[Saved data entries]
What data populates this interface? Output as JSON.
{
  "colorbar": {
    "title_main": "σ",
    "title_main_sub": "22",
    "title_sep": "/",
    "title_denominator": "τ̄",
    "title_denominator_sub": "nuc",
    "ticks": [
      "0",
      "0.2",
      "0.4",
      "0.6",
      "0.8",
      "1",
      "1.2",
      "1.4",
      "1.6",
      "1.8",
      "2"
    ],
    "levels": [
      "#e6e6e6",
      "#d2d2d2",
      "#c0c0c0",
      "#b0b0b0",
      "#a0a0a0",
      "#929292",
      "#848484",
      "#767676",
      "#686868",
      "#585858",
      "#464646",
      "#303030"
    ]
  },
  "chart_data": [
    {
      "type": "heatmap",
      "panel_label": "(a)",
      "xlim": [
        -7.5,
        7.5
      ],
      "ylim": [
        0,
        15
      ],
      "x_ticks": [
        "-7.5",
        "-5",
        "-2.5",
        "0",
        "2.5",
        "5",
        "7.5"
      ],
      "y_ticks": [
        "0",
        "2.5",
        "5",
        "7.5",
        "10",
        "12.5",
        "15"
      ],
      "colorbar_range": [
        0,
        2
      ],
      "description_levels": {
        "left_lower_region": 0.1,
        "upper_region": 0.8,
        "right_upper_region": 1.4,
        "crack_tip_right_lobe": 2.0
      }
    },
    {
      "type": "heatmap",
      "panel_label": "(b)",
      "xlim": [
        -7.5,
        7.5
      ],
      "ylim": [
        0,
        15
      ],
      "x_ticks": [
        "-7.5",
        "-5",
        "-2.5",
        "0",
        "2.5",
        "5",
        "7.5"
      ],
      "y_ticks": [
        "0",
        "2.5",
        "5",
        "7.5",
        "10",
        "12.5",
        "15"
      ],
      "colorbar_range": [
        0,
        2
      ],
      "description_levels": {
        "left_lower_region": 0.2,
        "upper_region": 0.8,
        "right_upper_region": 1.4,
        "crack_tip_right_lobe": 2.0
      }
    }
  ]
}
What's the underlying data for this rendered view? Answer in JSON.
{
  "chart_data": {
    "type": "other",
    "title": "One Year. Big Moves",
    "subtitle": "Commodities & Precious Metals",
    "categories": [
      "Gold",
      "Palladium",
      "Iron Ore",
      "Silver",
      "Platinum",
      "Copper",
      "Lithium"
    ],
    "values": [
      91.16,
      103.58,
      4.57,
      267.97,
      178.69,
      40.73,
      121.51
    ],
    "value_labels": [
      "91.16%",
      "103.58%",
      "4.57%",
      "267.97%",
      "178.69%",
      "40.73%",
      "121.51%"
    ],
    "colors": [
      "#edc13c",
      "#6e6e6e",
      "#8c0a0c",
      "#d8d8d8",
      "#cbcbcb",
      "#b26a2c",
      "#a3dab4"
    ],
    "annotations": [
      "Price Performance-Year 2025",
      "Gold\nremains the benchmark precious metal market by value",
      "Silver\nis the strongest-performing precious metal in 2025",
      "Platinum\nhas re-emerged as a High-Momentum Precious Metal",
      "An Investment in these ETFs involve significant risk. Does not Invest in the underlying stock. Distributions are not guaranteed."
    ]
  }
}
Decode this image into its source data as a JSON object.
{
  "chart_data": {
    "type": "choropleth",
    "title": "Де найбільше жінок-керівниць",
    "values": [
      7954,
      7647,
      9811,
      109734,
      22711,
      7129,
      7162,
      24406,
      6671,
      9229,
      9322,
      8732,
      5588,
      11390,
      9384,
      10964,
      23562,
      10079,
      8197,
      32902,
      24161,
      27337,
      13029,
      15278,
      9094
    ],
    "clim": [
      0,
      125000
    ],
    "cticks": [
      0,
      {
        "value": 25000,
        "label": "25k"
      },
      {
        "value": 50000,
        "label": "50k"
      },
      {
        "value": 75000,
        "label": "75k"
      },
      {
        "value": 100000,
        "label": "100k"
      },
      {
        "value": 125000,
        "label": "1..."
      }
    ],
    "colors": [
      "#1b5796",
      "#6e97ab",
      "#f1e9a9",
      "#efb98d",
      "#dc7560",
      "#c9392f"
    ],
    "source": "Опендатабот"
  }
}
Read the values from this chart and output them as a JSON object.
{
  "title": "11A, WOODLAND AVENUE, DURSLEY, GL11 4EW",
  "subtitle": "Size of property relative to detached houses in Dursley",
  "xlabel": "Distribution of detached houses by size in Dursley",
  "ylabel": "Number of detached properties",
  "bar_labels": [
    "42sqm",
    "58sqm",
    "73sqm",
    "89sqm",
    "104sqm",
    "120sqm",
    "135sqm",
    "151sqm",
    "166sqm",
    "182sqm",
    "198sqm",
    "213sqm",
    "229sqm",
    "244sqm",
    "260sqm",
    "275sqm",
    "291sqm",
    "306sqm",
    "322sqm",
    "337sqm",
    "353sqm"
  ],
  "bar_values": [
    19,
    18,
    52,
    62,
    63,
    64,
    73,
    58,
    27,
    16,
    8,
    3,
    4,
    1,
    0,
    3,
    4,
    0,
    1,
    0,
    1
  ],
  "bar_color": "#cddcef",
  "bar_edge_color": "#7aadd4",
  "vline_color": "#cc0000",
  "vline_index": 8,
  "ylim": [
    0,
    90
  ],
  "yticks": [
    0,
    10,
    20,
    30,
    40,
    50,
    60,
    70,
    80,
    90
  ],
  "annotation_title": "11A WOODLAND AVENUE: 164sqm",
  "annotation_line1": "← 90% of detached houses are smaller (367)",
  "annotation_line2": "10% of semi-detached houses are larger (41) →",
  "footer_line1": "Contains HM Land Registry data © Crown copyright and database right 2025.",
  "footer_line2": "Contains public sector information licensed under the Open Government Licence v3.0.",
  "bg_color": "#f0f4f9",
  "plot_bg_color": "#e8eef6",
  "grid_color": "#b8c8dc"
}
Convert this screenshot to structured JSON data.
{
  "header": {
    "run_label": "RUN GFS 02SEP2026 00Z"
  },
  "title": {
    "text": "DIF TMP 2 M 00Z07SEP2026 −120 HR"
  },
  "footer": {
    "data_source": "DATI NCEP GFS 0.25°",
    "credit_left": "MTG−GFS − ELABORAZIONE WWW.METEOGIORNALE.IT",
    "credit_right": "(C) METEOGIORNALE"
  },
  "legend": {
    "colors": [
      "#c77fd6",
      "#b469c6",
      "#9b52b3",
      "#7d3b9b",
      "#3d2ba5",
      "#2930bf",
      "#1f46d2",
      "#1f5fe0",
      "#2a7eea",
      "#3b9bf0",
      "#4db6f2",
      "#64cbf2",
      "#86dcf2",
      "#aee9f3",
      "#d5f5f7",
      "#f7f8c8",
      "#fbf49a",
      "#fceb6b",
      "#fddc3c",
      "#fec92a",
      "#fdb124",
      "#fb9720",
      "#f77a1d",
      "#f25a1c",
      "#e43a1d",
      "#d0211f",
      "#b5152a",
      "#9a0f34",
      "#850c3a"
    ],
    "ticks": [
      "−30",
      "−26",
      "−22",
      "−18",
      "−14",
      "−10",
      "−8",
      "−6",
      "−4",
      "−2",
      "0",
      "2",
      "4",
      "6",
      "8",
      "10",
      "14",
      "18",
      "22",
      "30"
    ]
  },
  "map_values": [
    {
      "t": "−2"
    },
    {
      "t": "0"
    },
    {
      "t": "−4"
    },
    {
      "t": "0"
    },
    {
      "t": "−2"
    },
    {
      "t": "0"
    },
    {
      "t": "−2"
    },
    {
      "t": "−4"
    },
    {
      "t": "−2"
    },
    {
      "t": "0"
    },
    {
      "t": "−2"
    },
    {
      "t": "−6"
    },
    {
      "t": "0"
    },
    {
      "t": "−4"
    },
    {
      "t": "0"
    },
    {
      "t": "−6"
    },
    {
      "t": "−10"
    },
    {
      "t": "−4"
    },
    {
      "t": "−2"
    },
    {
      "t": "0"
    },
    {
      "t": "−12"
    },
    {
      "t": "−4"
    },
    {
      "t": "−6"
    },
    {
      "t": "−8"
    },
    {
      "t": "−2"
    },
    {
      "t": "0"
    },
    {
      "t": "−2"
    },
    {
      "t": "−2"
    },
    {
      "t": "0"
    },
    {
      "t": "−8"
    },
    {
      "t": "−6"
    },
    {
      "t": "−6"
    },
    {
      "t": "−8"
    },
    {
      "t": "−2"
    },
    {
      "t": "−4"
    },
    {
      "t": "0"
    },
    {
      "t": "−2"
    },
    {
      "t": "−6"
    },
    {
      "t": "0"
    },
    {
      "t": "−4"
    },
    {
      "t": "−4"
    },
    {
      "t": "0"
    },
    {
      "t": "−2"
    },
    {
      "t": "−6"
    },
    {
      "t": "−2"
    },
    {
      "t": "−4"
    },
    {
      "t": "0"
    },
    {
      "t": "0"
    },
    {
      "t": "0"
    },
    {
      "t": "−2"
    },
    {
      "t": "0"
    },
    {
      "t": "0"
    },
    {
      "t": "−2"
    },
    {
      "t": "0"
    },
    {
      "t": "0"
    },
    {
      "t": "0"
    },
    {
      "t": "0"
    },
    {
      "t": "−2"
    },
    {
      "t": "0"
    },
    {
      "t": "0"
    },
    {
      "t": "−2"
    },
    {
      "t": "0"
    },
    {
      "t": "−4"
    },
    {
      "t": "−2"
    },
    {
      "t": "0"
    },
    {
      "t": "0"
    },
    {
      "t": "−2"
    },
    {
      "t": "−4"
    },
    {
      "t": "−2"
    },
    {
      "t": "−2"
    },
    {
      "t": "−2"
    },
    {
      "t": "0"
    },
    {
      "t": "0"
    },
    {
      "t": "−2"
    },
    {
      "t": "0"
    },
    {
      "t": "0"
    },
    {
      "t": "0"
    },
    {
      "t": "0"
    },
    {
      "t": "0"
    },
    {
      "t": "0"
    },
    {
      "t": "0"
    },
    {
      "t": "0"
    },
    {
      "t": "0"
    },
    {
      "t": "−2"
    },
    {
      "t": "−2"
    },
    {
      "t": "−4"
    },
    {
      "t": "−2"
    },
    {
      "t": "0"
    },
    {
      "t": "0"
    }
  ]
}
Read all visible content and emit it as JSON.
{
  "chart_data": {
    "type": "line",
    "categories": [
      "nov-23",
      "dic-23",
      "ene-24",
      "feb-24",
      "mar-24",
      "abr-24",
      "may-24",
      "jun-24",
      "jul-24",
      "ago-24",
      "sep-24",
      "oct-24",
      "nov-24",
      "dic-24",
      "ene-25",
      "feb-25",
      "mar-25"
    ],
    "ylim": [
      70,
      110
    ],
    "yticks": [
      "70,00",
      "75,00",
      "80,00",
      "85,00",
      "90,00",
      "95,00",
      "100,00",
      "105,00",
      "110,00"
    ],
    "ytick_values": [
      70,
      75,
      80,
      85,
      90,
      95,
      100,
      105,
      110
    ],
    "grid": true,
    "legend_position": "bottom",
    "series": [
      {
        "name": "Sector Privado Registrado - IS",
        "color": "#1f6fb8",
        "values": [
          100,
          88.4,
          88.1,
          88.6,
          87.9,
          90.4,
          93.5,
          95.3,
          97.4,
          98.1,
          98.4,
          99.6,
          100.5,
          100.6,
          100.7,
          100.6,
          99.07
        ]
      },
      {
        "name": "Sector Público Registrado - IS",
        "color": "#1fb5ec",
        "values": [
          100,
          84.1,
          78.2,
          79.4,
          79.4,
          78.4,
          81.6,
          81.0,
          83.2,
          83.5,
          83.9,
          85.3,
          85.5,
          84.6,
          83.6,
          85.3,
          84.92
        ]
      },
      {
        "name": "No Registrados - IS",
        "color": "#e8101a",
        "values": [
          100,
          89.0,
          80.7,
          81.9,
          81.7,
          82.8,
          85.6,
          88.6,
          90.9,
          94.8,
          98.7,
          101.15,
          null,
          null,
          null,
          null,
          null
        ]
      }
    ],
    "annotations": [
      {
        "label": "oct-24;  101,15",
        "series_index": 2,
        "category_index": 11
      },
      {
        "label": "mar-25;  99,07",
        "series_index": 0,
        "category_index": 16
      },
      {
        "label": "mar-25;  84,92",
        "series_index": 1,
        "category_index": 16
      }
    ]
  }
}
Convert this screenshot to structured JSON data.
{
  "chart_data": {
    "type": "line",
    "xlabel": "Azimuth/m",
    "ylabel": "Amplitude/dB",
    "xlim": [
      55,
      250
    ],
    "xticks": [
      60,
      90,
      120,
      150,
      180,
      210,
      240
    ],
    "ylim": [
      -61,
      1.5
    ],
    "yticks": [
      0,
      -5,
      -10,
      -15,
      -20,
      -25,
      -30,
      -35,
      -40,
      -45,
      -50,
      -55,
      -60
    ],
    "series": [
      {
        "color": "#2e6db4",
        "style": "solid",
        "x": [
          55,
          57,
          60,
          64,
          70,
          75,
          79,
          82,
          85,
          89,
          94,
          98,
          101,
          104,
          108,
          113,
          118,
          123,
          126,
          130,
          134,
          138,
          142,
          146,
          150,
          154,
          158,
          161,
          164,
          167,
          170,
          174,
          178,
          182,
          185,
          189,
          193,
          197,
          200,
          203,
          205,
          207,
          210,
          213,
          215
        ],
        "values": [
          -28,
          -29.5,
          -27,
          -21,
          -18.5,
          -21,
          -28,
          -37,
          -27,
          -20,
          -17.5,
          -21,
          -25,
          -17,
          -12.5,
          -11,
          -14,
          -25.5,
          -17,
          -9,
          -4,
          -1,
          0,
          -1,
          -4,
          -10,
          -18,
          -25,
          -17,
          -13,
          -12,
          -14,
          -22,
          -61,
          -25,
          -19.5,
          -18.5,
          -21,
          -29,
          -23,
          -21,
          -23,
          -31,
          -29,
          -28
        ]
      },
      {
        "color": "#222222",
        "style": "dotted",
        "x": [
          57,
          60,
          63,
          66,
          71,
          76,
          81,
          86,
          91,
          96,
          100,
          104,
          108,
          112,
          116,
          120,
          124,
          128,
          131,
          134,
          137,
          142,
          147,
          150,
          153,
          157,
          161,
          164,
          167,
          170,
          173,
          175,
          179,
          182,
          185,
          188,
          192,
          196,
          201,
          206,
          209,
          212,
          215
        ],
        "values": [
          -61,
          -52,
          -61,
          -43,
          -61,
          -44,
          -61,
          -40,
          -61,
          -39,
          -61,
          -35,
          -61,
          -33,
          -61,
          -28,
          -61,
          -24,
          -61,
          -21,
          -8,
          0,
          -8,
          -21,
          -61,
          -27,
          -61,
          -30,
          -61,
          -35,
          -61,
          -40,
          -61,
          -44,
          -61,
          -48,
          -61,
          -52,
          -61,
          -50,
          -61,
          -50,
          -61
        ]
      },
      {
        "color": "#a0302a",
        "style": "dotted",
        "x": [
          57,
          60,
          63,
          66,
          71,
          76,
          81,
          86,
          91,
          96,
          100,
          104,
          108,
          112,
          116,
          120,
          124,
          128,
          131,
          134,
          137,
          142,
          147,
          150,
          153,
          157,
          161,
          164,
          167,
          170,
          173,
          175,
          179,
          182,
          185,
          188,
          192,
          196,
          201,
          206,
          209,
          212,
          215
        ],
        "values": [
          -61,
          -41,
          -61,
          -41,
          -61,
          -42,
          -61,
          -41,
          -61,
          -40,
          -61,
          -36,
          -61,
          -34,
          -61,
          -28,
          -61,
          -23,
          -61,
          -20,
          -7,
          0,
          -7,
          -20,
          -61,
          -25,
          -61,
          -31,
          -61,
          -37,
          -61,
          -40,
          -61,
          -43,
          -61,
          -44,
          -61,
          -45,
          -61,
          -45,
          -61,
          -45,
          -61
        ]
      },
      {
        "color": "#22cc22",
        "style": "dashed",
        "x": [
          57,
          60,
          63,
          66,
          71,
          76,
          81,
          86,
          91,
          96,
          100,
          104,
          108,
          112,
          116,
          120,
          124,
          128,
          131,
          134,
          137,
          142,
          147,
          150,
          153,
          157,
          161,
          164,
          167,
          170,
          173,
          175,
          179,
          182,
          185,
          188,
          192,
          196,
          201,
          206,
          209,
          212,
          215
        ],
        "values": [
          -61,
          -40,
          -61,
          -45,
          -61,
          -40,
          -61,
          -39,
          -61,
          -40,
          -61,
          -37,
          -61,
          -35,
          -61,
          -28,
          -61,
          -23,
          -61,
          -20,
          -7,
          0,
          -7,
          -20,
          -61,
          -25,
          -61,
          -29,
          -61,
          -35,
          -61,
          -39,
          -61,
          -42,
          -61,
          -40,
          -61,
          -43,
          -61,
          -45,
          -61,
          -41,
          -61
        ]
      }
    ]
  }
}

### Exercise description
Looking at the data above, show all lines where the word "name" occurs.

### Problem solution
        "name": "Sector Privado Registrado - IS",
        "name": "Sector Público Registrado - IS",
        "name": "No Registrados - IS",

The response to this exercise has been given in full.